[begin ENTRIES SHOWN]

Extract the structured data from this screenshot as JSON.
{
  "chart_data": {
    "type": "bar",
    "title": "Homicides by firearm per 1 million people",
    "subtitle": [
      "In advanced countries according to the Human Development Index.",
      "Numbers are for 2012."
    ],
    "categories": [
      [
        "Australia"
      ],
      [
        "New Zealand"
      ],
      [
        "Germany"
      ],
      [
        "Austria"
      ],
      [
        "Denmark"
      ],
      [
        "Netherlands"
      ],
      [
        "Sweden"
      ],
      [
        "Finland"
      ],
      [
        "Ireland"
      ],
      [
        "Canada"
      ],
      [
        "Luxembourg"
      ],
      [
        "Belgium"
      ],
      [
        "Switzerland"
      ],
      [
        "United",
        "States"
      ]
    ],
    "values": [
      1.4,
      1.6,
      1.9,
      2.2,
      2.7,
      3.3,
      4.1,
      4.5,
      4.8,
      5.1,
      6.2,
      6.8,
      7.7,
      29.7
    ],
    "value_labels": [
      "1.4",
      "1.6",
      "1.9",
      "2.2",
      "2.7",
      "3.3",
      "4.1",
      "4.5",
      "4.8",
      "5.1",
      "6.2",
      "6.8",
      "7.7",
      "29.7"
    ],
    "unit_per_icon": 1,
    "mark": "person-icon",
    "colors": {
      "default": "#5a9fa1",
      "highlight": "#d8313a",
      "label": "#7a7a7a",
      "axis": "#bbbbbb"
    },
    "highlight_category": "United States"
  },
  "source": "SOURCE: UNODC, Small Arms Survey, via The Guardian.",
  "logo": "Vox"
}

[end ENTRIES SHOWN]

### THE REQUEST:
All of the material above needs to be retyped word for word.

### SOLUTION FOR THIS PROBLEM:
Extract the structured data from this screenshot as JSON.
{
  "chart_data": {
    "type": "bar",
    "title": "Homicides by firearm per 1 million people",
    "subtitle": [
      "In advanced countries according to the Human Development Index.",
      "Numbers are for 2012."
    ],
    "categories": [
      [
        "Australia"
      ],
      [
        "New Zealand"
      ],
      [
        "Germany"
      ],
      [
        "Austria"
      ],
      [
        "Denmark"
      ],
      [
        "Netherlands"
      ],
      [
        "Sweden"
      ],
      [
        "Finland"
      ],
      [
        "Ireland"
      ],
      [
        "Canada"
      ],
      [
        "Luxembourg"
      ],
      [
        "Belgium"
      ],
      [
        "Switzerland"
      ],
      [
        "United",
        "States"
      ]
    ],
    "values": [
      1.4,
      1.6,
      1.9,
      2.2,
      2.7,
      3.3,
      4.1,
      4.5,
      4.8,
      5.1,
      6.2,
      6.8,
      7.7,
      29.7
    ],
    "value_labels": [
      "1.4",
      "1.6",
      "1.9",
      "2.2",
      "2.7",
      "3.3",
      "4.1",
      "4.5",
      "4.8",
      "5.1",
      "6.2",
      "6.8",
      "7.7",
      "29.7"
    ],
    "unit_per_icon": 1,
    "mark": "person-icon",
    "colors": {
      "default": "#5a9fa1",
      "highlight": "#d8313a",
      "label": "#7a7a7a",
      "axis": "#bbbbbb"
    },
    "highlight_category": "United States"
  },
  "source": "SOURCE: UNODC, Small Arms Survey, via The Guardian.",
  "logo": "Vox"
}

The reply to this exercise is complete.